[Dataset listings of figures]
((

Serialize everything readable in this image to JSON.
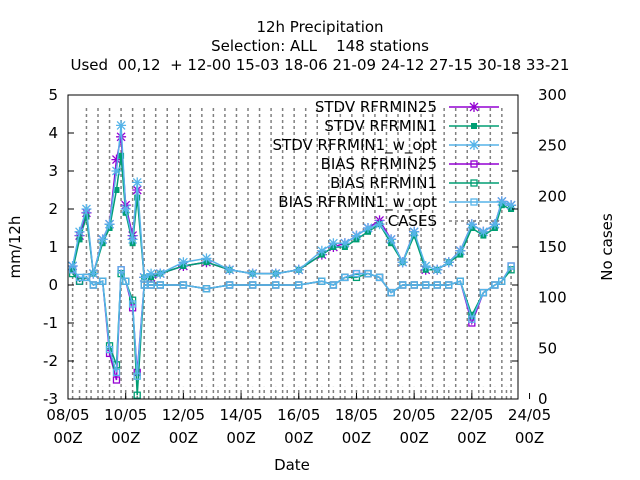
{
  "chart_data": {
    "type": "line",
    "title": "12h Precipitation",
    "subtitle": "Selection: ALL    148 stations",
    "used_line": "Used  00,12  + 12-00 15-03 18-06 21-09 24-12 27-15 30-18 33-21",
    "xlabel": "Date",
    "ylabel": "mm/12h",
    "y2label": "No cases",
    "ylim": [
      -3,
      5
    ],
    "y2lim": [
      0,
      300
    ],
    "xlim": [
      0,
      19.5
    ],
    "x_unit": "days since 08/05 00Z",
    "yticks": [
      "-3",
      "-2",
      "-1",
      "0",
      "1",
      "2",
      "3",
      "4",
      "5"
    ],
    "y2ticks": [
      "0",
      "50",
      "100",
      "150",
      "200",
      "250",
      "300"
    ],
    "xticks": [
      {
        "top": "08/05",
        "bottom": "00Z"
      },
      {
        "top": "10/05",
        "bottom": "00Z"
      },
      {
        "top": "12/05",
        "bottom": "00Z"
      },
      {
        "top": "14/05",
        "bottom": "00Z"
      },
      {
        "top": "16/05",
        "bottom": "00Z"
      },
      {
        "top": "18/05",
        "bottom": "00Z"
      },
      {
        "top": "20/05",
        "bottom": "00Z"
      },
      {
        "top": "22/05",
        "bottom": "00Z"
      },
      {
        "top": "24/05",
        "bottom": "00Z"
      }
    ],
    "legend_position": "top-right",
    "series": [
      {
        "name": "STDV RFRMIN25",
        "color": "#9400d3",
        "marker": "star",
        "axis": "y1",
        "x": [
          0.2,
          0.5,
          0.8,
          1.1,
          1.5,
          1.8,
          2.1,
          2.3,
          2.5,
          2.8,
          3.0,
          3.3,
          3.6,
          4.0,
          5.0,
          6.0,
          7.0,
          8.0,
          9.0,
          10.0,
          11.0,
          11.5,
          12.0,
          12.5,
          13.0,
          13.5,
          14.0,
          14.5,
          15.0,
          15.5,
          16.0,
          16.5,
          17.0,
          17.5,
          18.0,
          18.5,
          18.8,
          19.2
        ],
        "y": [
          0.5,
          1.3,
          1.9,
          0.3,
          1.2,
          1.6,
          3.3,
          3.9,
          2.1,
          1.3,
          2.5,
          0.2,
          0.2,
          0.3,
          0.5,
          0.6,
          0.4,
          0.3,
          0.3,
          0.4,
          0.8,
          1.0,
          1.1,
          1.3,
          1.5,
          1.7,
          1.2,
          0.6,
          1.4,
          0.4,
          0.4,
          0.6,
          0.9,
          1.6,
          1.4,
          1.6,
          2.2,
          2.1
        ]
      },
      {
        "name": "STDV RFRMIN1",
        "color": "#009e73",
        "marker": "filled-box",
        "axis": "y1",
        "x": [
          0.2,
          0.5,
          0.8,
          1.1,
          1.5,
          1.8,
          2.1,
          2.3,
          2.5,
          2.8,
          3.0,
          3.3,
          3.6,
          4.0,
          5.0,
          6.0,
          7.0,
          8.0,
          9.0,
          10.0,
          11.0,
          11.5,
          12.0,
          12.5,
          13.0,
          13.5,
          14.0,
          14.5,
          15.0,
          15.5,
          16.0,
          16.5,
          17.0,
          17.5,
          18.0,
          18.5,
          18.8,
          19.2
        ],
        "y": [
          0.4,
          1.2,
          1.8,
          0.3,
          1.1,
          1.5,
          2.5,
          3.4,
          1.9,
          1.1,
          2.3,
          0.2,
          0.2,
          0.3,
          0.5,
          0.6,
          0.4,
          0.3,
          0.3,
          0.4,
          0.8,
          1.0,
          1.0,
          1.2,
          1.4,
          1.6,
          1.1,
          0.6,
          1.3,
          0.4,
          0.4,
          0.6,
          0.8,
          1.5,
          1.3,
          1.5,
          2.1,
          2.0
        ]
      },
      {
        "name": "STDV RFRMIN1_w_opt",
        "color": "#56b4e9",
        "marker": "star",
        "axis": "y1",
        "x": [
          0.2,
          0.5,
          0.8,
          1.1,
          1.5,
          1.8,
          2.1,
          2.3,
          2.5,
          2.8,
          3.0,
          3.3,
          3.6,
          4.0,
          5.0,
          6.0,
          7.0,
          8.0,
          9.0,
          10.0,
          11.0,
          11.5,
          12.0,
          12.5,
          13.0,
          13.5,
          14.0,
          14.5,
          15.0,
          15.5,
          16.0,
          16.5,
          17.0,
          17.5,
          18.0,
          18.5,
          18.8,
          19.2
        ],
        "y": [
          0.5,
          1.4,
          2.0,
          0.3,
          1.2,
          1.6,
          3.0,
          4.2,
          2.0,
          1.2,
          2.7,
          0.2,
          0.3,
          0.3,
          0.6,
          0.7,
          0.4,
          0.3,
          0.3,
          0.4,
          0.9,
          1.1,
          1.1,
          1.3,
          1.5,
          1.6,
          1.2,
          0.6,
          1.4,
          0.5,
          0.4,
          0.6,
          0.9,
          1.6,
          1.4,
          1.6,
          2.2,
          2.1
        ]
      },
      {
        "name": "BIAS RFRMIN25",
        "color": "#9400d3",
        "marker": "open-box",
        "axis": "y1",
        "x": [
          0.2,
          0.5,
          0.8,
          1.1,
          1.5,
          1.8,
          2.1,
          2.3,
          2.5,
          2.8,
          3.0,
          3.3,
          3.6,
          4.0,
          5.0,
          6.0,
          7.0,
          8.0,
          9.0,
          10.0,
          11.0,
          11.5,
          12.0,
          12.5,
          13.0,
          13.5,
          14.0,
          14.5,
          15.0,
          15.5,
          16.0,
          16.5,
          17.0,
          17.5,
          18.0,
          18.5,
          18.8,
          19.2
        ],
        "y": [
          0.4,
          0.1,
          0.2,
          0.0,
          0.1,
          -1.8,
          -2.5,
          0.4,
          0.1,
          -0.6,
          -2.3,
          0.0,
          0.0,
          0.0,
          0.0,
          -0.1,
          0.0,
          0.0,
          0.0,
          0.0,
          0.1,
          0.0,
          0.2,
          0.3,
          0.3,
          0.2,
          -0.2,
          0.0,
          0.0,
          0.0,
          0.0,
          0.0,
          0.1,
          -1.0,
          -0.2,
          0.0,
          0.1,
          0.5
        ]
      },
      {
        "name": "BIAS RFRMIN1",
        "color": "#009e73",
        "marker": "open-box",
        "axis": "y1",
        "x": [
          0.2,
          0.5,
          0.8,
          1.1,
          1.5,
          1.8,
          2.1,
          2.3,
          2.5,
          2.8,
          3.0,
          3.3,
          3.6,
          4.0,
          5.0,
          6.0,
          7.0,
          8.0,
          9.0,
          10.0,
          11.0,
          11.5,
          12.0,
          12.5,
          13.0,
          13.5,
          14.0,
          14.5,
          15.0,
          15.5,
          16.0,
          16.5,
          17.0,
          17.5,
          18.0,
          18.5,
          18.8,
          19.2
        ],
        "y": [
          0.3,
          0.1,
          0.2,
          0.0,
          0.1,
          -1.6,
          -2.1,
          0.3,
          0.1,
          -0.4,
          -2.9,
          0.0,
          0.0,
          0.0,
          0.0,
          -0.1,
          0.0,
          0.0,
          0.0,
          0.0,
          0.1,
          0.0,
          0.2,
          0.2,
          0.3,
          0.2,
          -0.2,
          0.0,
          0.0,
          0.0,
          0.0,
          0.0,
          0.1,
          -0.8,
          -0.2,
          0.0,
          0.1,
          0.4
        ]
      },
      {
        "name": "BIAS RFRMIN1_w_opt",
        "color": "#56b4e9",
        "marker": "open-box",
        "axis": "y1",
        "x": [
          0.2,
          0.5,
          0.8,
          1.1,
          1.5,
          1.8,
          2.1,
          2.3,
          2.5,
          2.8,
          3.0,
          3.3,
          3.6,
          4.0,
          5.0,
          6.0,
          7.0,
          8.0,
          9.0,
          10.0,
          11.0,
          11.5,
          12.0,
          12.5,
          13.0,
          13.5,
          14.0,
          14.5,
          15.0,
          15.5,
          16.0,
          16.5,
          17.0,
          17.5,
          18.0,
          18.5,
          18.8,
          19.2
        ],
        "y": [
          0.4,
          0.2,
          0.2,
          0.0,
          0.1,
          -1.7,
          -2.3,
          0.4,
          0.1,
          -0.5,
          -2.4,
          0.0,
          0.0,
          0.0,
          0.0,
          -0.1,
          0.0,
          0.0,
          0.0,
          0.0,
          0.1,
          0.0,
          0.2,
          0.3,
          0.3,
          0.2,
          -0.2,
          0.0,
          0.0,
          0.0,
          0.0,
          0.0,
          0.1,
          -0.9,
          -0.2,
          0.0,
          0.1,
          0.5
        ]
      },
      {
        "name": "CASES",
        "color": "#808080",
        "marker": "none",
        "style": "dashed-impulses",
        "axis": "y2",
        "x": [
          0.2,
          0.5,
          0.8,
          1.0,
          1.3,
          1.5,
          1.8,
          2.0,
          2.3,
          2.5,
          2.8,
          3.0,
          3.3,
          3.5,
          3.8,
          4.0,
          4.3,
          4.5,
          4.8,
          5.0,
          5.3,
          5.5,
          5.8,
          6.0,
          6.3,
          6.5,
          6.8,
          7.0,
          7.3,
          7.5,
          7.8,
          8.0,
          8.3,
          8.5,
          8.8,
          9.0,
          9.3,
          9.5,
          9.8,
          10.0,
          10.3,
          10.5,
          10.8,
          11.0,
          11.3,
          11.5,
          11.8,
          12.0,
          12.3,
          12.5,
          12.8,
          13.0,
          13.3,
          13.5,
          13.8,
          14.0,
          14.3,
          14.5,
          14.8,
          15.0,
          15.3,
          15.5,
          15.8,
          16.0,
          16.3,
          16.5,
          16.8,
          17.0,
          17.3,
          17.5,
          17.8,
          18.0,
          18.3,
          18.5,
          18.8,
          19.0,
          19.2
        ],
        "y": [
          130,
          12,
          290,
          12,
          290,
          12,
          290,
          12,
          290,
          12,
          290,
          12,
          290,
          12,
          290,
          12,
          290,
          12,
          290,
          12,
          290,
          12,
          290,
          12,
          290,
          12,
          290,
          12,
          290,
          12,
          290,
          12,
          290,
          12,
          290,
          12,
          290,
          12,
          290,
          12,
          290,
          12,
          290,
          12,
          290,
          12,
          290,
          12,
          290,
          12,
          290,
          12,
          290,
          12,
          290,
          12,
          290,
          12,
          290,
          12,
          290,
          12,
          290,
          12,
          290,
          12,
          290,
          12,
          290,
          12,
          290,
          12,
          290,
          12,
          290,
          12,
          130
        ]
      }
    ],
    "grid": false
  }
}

))

# [Task description]
Select and copy every line from the records that includes the word "BIAS".

# [Problem solution]
        "name": "BIAS RFRMIN25",
        "name": "BIAS RFRMIN1",
        "name": "BIAS RFRMIN1_w_opt",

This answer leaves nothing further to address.